__Testo fornito__.
Tutte noi, almeno una volta nella vita, abbiamo sperimentato l’errore, il fallimento. È accaduto perfino a J.K. Rowling, la celeberrima scrittrice che ha inventato Harry Potter. Che nel 2008 fu invitata a Harvard a tenere il discorso per i laureati di quell’anno – discorso (testo integrale qui) che poi fu ampliato e confluì in un libro illustrato dal titolo Buona vita a tutti – I benefici del fallimento e l’importanza dell’immaginazione.
Ma cosa disse di così esemplare J.K. Rowling in quel discorso? Il compito degli artisti è da sempre mostrare alle persone ciò che è sempre molto vicino agli occhi ma ciononostante non viene visto: la scrittrice, partendo dalla sua esperienza personale, aprì uno squarcio su temi come lo studio, i consigli dei genitori, la sua esperienza con Amnesty International, gli sbagli e l’immaginazione appunto.
Fallire ha voluto dire spogliarsi dell’inessenziale. Ho smesso di fingere di essere qualcos’altro se non me stessa e ho iniziato a indirizzare tutte le mie energie verso la conclusione dell’unico lavoro che per me aveva importanza. Non mi occupavo davvero di nient’altro, se non trovare la determinazione nel riuscire in un campo a cui credevo di appartenere veramente. Ero finalmente libera perché la mia più grande paura si era davvero avverata, ed ero ancora viva, e avevo già una figlia che ho adorato, e avevo una vecchia macchina da scrivere e una grande idea. E così concrete basi divennero solide fondamenta su cui ricostruire la mia vita.
Il fallimento accade. Genera dolore, frustrazione, depressione. Ma chi è che non fallisce mai? Solo chi è «prudente da non vivere del tutto» disse J.K. Rowling e chi fa così ha «fallito in partenza». Gli errori commessi, secondo la scrittrice, le hanno dato una sicurezza interiore che invece ai tempi dei successi universitari non aveva riscontrato: è in questo modo che ha imparato molte cose su se stessa, ha trovato volontà e disciplina nel suo modo d’essere, ha scoperto di avere dei grandi amici. Certo però, un fallimento non significa che poi non ce ne saranno altri.
Avendo una macchina del tempo o un Giratempo, direi alla me stessa di 21 anni che la felicità personale si trova nel sapere che la vita non è una lista di cose da raggiungere o in cui avere successo. Le vostre qualifiche, il vostro curriculum non sono la vostra vita, sebbene possiate incontrare molte persone della mia età e oltre che confondono le due cose. La vita è difficile, è complicata, non è possibile tenerla totalmente sotto controllo, è l’umiltà di sapere che sarete capaci di sopravvivere alle sue sfide.
Sfogliamo insieme la gallery per scoprire quali siano stati gli errori e i momenti difficili per J.K. Rowling.
Gli ostacoli dei genitori
Come può essere accaduto a molte persone, i genitori di J.K. Rowling avevano immaginato un futuro stabile per lei, un futuro che alcuni credono che i mestieri creativi non possano assicurare. Così come gli studi in lettere classiche, che alla fine lei ha scelto.

Annotazioni delle regioni dell'immagine:
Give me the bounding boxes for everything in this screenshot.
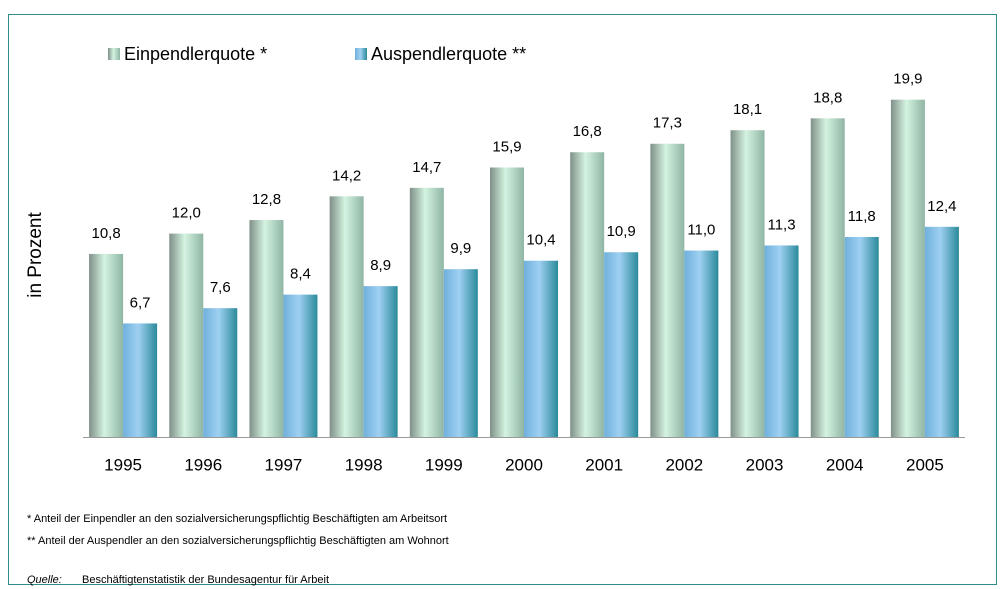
value-label: 10,4 xyxy=(526,232,555,249)
bar xyxy=(650,143,685,437)
value-label: 9,9 xyxy=(450,240,471,257)
bar xyxy=(249,220,284,437)
bar xyxy=(730,130,765,437)
legend-swatch xyxy=(108,48,120,60)
value-label: 8,4 xyxy=(290,266,311,283)
source-label: Quelle: xyxy=(27,574,62,586)
x-tick-label: 2004 xyxy=(826,455,864,474)
bar xyxy=(890,99,925,437)
x-tick-label: 1995 xyxy=(104,455,142,474)
bar xyxy=(524,260,558,437)
value-label: 12,0 xyxy=(172,205,201,222)
bar xyxy=(810,118,845,437)
bar xyxy=(363,286,398,437)
bar xyxy=(570,152,605,438)
x-tick-label: 1998 xyxy=(345,455,383,474)
x-tick-label: 2005 xyxy=(906,455,944,474)
value-label: 16,8 xyxy=(573,123,602,140)
value-label: 8,9 xyxy=(370,257,391,274)
x-tick-label: 1999 xyxy=(425,455,463,474)
y-axis-label: in Prozent xyxy=(25,212,46,298)
x-tick-label: 1997 xyxy=(265,455,303,474)
value-label: 18,1 xyxy=(733,101,762,118)
footnote: * Anteil der Einpendler an den sozialver… xyxy=(27,513,447,525)
value-label: 15,9 xyxy=(492,138,521,155)
legend-label: Einpendlerquote * xyxy=(124,44,267,64)
value-label: 11,0 xyxy=(687,222,715,239)
bar xyxy=(924,226,959,437)
footnote: ** Anteil der Auspendler an den sozialve… xyxy=(27,535,449,547)
bar xyxy=(844,236,879,437)
value-label: 17,3 xyxy=(653,115,682,132)
bar xyxy=(490,167,524,437)
x-tick-label: 2000 xyxy=(505,455,543,474)
value-label: 10,8 xyxy=(91,225,120,242)
value-label: 14,7 xyxy=(412,159,441,176)
bar xyxy=(764,245,799,437)
legend-swatch xyxy=(355,48,367,60)
x-tick-label: 1996 xyxy=(184,455,222,474)
bar xyxy=(283,294,318,437)
value-label: 11,8 xyxy=(848,208,876,225)
x-tick-label: 2002 xyxy=(665,455,703,474)
value-label: 19,9 xyxy=(893,71,922,88)
value-label: 7,6 xyxy=(210,279,231,296)
x-tick-label: 2003 xyxy=(746,455,784,474)
legend-label: Auspendlerquote ** xyxy=(371,44,526,64)
bar xyxy=(409,187,444,437)
value-label: 12,4 xyxy=(927,198,956,215)
value-label: 6,7 xyxy=(130,294,151,311)
bar xyxy=(329,196,364,437)
bar xyxy=(203,308,238,437)
bar xyxy=(604,252,639,437)
bar xyxy=(89,253,124,437)
bar xyxy=(123,323,158,437)
value-label: 11,3 xyxy=(767,216,795,233)
bar xyxy=(443,269,478,437)
value-label: 18,8 xyxy=(813,89,842,106)
source: Beschäftigtenstatistik der Bundesagentur… xyxy=(82,574,329,586)
value-label: 12,8 xyxy=(252,191,281,208)
bar xyxy=(169,233,204,437)
bar xyxy=(684,250,719,437)
value-label: 10,9 xyxy=(607,223,636,240)
value-label: 14,2 xyxy=(332,167,361,184)
x-tick-label: 2001 xyxy=(585,455,623,474)
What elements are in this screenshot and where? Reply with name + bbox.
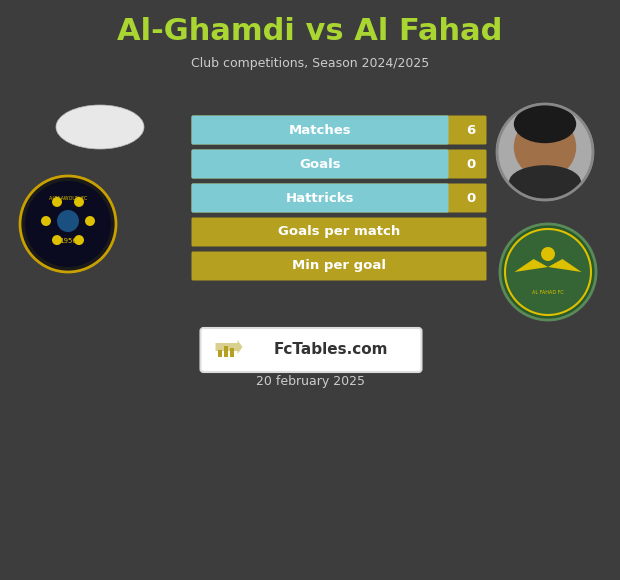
Circle shape	[41, 216, 51, 226]
Circle shape	[52, 235, 62, 245]
FancyBboxPatch shape	[192, 150, 487, 179]
Text: Club competitions, Season 2024/2025: Club competitions, Season 2024/2025	[191, 56, 429, 70]
Polygon shape	[548, 259, 582, 272]
Circle shape	[25, 181, 111, 267]
Circle shape	[541, 247, 555, 261]
Circle shape	[74, 235, 84, 245]
Ellipse shape	[56, 105, 144, 149]
FancyBboxPatch shape	[192, 252, 487, 281]
Text: AL FAHAD FC: AL FAHAD FC	[532, 289, 564, 295]
Polygon shape	[216, 340, 242, 354]
Circle shape	[57, 210, 79, 232]
FancyBboxPatch shape	[218, 350, 221, 357]
FancyBboxPatch shape	[223, 346, 228, 357]
Ellipse shape	[514, 105, 576, 143]
FancyBboxPatch shape	[192, 150, 448, 179]
Circle shape	[52, 197, 62, 207]
Text: FcTables.com: FcTables.com	[274, 342, 388, 357]
Text: ALTAAWOUN FC: ALTAAWOUN FC	[49, 195, 87, 201]
Text: 6: 6	[466, 124, 476, 136]
Text: Hattricks: Hattricks	[286, 191, 354, 205]
Circle shape	[500, 224, 596, 320]
Circle shape	[497, 104, 593, 200]
Polygon shape	[515, 259, 548, 272]
Circle shape	[20, 176, 116, 272]
Circle shape	[514, 116, 576, 178]
Circle shape	[505, 229, 591, 315]
FancyBboxPatch shape	[200, 328, 422, 372]
FancyBboxPatch shape	[192, 115, 448, 144]
Text: 1956: 1956	[59, 238, 77, 244]
FancyBboxPatch shape	[192, 218, 487, 246]
Circle shape	[85, 216, 95, 226]
Text: 20 february 2025: 20 february 2025	[255, 375, 365, 389]
Circle shape	[74, 197, 84, 207]
Text: 0: 0	[466, 191, 476, 205]
FancyBboxPatch shape	[229, 348, 234, 357]
FancyBboxPatch shape	[192, 183, 448, 212]
Text: Min per goal: Min per goal	[292, 259, 386, 273]
Ellipse shape	[509, 165, 581, 199]
Text: Al-Ghamdi vs Al Fahad: Al-Ghamdi vs Al Fahad	[117, 17, 503, 46]
Text: 0: 0	[466, 158, 476, 171]
Text: Matches: Matches	[289, 124, 352, 136]
Text: Goals per match: Goals per match	[278, 226, 400, 238]
Text: Goals: Goals	[299, 158, 341, 171]
FancyBboxPatch shape	[192, 115, 487, 144]
FancyBboxPatch shape	[192, 183, 487, 212]
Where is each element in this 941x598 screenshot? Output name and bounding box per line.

__Compiti da svolgere__.
- a) Restituisci senza modifiche il passo dell'articolo su J.K. Rowling che comincia con "Tutte noi, almeno" e va avanti fino a "e l’immaginazione appunto.".
- b) Riprendi l'articolo su J.K. Rowling subito dopo la sua ultima frase e portalo avanti.

__Risposte__.
- a)
Tutte noi, almeno una volta nella vita, abbiamo sperimentato l’errore, il fallimento. È accaduto perfino a J.K. Rowling, la celeberrima scrittrice che ha inventato Harry Potter. Che nel 2008 fu invitata a Harvard a tenere il discorso per i laureati di quell’anno – discorso (testo integrale qui) che poi fu ampliato e confluì in un libro illustrato dal titolo Buona vita a tutti – I benefici del fallimento e l’importanza dell’immaginazione.
Ma cosa disse di così esemplare J.K. Rowling in quel discorso? Il compito degli artisti è da sempre mostrare alle persone ciò che è sempre molto vicino agli occhi ma ciononostante non viene visto: la scrittrice, partendo dalla sua esperienza personale, aprì uno squarcio su temi come lo studio, i consigli dei genitori, la sua esperienza con Amnesty International, gli sbagli e l’immaginazione appunto.

- b)
Non biasimo – disse durante quel discorso ad Harvard – i miei genitori per il loro punto di vista. […] Non posso criticare i miei genitori per il desiderio di risparmiarmi l’esperienza della povertà. Lo furono loro stessi, e pure io lo sono stata da allora, e sono abbastanza d’accordo con loro che non sia un’esperienza sublime. La povertà comporta paura, e stress, e qualche volta depressione; vuol dire mille piccole umiliazioni e privazioni. Tirarsi fuori dalla povertà con le proprie forze, questo invece è ciò di cui poter essere orgogliosi, ma la povertà stessa è romantica solo per gli stolti.
L’esperienza con Amnesty International
Il primo lavoro che J.K. Rowling svolse fu a Londra per Amnesty International – nelle pause pranzo iniziò però a scrivere Harry Potter e la pietra filosofale, nonché una traccia degli altri romanzi. Durante questo impiego venne in contatto con un’umanità abusata – in gran parte rifugiati dall’Africa – scoprendone i drammi infiniti.
Ogni giorno vedevo con più evidenza i mali dell’umanità – raccontò – che avrebbero afflitto gli stessi esseri umani per ottenere o mantenere il potere. Iniziai ad avere incubi, veri incubi, sulle cose che vedevo, sentivo e leggevo.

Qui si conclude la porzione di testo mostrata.